INSTRUCTIONS TO FOLLOW:
Single out each line with the word "observations" and copy it.

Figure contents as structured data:

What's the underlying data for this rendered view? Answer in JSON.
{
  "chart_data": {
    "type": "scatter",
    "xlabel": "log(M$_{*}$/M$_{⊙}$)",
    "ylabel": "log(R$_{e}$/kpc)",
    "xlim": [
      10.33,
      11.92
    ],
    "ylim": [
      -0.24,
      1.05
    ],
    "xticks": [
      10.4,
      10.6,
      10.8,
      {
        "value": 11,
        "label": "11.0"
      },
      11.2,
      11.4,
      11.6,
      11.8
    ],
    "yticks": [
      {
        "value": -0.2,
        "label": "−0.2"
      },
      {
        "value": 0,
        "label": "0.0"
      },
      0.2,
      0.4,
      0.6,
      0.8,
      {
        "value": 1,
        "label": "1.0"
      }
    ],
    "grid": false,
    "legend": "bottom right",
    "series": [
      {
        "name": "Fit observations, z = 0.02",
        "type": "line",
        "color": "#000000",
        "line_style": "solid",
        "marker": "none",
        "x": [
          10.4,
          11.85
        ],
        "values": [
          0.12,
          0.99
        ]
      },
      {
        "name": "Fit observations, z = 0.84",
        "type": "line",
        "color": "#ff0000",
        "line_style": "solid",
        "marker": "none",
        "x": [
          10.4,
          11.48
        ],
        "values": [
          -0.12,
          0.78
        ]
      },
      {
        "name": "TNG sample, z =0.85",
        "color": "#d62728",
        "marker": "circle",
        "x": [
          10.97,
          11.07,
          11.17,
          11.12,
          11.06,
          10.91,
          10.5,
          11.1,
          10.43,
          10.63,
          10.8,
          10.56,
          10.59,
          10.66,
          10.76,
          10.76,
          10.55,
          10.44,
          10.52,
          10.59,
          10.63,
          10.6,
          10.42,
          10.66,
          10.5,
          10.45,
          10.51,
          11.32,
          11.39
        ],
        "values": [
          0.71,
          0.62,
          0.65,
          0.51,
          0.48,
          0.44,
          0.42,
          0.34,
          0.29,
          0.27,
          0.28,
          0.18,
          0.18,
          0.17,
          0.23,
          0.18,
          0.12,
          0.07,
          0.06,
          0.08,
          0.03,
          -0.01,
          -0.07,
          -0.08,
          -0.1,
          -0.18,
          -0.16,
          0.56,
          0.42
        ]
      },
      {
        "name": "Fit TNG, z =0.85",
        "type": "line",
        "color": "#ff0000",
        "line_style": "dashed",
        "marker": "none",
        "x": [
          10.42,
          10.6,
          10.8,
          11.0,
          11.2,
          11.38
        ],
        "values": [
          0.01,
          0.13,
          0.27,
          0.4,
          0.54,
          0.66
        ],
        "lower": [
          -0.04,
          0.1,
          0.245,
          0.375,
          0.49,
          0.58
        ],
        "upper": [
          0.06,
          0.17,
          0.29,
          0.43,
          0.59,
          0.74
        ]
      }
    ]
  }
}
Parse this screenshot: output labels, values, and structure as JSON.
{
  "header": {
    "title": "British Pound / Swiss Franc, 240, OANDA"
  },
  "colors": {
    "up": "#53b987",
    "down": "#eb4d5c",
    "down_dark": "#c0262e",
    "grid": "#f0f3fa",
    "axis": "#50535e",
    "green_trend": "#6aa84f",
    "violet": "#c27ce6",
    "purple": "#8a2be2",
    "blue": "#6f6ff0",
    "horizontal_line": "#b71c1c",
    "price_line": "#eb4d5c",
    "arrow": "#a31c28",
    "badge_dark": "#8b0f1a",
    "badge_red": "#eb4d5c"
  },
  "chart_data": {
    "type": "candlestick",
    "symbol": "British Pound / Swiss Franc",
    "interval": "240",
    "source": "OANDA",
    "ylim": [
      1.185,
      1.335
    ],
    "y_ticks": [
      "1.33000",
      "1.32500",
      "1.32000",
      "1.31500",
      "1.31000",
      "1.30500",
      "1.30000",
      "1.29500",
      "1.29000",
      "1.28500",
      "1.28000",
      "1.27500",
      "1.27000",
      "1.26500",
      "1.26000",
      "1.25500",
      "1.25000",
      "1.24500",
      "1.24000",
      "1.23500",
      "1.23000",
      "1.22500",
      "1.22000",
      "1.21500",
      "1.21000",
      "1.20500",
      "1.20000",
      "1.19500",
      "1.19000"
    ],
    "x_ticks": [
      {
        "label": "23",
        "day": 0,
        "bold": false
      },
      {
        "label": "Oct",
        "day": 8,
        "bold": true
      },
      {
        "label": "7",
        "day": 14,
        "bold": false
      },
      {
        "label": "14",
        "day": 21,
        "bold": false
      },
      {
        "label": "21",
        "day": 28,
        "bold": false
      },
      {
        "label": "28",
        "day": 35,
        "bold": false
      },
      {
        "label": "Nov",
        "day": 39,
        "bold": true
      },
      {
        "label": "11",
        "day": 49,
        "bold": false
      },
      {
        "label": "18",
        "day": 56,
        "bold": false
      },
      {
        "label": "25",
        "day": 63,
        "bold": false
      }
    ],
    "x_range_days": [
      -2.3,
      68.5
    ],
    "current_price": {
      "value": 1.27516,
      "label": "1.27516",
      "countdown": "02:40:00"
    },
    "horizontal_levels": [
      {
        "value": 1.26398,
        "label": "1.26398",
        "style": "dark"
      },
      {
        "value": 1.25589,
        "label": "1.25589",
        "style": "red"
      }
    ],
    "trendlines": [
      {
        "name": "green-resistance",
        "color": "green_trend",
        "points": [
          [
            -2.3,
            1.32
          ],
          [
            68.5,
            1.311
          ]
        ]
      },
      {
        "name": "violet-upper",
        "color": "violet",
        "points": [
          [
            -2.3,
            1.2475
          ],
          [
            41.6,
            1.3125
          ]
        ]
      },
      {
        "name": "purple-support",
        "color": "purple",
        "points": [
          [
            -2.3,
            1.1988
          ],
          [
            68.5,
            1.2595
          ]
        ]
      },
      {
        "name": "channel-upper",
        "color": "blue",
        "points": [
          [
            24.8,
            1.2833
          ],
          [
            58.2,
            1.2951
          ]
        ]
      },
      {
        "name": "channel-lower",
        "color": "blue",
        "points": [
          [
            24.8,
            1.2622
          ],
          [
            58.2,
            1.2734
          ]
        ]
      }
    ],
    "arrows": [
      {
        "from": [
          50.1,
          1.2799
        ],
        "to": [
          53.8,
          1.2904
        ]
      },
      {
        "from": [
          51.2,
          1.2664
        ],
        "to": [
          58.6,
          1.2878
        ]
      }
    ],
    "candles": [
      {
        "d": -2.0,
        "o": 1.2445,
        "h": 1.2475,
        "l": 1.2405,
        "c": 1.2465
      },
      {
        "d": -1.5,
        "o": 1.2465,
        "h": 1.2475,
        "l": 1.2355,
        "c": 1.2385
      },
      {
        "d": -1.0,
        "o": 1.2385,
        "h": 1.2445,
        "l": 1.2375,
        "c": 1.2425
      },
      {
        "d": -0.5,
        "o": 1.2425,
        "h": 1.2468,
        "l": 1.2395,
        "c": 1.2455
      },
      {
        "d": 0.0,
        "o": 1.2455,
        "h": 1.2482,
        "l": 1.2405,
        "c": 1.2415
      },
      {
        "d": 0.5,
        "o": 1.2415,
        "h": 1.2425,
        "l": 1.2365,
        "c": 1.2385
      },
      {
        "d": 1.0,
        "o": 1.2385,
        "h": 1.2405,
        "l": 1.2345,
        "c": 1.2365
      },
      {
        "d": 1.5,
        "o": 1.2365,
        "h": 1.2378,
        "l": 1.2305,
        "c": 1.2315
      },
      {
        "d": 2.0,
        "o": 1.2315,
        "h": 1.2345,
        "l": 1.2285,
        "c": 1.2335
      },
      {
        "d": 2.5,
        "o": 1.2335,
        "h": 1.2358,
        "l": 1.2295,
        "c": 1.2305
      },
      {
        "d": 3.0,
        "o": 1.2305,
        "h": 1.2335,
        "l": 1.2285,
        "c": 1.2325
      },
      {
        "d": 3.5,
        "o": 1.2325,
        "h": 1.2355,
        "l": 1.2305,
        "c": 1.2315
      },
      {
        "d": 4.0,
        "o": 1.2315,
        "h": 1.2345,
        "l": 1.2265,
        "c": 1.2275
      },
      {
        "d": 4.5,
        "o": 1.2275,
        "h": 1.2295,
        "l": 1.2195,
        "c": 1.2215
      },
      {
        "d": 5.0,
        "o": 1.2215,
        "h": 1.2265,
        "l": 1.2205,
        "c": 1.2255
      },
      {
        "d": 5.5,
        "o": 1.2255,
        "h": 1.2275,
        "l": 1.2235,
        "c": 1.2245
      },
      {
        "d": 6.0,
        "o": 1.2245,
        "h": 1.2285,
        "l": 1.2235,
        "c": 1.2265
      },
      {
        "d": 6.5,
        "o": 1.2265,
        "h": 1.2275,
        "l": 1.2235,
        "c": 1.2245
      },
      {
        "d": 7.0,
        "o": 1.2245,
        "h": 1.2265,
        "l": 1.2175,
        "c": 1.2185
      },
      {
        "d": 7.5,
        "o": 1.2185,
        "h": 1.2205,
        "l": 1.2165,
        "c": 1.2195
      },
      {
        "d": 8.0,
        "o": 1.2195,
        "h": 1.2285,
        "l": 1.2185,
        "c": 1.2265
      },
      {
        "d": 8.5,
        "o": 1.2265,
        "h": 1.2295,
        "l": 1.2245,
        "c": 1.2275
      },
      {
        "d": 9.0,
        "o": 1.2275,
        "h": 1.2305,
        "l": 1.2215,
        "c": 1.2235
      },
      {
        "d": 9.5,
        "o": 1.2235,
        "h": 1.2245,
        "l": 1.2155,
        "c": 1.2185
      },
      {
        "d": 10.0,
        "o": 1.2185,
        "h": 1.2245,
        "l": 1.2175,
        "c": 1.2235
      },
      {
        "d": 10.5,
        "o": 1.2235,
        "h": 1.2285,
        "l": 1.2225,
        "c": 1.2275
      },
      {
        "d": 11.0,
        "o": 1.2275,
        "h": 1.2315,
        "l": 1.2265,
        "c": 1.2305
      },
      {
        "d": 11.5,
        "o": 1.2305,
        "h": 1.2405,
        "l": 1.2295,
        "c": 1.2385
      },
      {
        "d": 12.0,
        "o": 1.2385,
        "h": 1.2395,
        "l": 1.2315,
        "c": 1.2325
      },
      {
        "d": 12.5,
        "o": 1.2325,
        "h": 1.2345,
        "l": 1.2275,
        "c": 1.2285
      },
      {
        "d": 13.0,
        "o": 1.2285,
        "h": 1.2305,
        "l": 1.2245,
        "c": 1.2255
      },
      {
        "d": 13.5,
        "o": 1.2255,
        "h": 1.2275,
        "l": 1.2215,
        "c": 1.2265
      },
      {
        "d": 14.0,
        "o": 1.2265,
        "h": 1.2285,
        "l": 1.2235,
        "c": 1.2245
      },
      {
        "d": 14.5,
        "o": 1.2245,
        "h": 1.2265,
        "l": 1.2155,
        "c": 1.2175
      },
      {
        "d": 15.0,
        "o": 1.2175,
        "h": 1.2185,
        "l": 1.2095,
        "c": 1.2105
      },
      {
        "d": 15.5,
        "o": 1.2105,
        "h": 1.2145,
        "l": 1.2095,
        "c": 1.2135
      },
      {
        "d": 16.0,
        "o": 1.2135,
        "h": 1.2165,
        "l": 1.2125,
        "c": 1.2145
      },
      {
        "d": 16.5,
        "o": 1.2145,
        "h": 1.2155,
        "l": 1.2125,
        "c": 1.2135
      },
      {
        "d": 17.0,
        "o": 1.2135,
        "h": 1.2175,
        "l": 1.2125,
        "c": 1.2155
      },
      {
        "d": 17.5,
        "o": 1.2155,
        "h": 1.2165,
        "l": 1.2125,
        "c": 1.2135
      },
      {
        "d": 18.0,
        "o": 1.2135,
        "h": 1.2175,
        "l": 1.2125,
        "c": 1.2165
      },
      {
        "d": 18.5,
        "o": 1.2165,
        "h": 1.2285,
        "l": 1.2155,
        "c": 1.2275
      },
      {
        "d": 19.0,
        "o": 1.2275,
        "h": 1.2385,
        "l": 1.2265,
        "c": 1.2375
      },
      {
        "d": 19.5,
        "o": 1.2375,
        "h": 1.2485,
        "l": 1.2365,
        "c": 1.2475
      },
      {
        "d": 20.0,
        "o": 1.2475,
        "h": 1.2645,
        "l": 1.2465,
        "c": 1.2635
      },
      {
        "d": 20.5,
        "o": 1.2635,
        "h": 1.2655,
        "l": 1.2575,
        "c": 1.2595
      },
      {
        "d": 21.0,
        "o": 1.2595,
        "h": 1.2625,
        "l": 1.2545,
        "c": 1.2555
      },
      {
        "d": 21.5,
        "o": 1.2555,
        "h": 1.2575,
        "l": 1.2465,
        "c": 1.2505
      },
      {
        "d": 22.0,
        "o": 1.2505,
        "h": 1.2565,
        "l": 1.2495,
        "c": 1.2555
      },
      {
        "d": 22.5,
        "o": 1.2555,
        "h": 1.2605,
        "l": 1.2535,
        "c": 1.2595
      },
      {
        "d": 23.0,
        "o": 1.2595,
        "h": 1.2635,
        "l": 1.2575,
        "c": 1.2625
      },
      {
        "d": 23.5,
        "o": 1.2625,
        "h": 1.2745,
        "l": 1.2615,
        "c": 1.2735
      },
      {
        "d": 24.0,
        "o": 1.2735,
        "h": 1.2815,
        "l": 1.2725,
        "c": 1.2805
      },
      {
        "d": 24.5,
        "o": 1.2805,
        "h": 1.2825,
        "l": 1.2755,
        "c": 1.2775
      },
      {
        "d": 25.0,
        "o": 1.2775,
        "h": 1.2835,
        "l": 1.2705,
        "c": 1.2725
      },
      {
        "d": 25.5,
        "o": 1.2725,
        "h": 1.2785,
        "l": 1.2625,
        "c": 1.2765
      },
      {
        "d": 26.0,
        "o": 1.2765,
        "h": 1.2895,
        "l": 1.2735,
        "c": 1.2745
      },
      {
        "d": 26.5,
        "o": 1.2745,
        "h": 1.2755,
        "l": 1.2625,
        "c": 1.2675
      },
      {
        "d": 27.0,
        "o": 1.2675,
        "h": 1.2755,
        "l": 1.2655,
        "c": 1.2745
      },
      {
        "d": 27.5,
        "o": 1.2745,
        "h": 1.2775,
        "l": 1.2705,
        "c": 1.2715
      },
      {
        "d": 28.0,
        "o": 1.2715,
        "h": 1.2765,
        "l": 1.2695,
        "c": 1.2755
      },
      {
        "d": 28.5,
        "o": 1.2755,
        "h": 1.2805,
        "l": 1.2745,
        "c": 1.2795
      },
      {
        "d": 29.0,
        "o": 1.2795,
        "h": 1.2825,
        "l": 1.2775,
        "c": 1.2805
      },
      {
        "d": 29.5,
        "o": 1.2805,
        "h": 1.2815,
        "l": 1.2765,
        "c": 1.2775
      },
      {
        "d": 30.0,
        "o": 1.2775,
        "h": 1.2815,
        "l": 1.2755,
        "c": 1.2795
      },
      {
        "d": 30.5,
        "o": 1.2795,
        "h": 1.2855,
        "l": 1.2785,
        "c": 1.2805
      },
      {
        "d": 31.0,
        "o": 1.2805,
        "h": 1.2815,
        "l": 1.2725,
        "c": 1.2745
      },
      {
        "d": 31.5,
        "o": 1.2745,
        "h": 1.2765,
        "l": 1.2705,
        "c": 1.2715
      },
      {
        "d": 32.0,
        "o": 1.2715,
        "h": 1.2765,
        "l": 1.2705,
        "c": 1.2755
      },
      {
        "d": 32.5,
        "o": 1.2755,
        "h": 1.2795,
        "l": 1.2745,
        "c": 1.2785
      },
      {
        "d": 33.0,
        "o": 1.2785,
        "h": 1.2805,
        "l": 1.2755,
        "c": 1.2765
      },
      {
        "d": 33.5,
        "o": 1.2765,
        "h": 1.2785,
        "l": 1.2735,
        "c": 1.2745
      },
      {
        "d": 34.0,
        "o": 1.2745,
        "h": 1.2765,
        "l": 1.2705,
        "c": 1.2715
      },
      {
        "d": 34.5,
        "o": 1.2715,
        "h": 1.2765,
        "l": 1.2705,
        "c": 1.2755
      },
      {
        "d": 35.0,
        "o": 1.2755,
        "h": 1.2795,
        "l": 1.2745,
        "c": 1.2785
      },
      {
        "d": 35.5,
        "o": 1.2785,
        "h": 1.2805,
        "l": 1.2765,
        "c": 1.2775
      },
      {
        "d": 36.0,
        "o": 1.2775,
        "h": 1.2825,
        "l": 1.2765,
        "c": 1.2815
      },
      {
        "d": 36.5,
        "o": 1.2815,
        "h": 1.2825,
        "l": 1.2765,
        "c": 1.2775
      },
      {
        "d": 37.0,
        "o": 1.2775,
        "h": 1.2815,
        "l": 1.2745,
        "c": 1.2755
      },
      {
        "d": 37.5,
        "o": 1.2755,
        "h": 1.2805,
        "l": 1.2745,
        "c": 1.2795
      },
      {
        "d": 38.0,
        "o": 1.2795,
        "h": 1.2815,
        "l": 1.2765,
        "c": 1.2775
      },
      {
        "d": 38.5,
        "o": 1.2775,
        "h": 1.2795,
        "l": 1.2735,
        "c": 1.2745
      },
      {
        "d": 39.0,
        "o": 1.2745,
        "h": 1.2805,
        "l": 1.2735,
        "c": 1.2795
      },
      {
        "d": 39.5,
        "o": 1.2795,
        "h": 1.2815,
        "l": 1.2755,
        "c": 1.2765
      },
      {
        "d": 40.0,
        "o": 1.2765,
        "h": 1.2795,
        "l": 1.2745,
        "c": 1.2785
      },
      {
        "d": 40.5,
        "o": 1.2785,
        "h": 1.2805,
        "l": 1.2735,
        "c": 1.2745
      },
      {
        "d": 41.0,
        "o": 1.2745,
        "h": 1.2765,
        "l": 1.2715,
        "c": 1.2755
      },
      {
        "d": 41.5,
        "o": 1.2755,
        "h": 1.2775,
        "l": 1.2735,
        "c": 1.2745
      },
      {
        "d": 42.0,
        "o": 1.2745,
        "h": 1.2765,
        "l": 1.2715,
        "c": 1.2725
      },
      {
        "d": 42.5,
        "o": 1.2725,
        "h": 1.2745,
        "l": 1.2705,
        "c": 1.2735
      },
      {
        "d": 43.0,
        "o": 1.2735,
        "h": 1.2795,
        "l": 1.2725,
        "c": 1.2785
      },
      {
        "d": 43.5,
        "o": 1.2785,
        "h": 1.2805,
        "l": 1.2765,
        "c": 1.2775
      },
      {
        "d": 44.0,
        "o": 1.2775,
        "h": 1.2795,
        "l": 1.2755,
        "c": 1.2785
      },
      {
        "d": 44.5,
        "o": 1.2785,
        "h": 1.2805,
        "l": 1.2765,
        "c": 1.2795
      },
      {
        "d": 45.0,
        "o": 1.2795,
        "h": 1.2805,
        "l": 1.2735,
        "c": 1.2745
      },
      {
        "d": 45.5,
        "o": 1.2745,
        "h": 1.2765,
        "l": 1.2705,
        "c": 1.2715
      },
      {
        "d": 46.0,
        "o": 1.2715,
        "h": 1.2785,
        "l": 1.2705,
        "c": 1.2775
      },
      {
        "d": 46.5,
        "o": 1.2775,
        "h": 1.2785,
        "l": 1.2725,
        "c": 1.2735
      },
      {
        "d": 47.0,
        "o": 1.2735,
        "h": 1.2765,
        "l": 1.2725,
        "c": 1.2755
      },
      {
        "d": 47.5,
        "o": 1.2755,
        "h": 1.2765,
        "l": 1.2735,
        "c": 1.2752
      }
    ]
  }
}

PROBLEM SOLUTION:
        "name": "Fit observations, z = 0.02",
        "name": "Fit observations, z = 0.84",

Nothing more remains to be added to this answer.